Lines holding the string "door" are the ones to copy from this listing.

* Exercise data *
↓
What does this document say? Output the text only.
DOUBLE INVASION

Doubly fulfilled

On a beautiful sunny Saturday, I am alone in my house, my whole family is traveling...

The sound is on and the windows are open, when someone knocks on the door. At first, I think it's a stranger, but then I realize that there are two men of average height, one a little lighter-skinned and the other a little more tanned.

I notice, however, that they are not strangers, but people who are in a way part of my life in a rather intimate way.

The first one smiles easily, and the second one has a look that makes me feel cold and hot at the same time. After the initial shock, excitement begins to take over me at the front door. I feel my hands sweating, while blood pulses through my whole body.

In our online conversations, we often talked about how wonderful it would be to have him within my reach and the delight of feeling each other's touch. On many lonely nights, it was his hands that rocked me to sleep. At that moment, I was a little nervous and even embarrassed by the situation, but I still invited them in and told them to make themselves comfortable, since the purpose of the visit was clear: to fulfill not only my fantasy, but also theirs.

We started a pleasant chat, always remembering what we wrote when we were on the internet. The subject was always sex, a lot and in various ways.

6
↑
* Final result *
The sound is on and the windows are open, when someone knocks on the door. At first, I think it's a stranger, but then I realize that there are two men of average height, one a little lighter-skinned and the other a little more tanned.
The first one smiles easily, and the second one has a look that makes me feel cold and hot at the same time. After the initial shock, excitement begins to take over me at the front door. I feel my hands sweating, while blood pulses through my whole body.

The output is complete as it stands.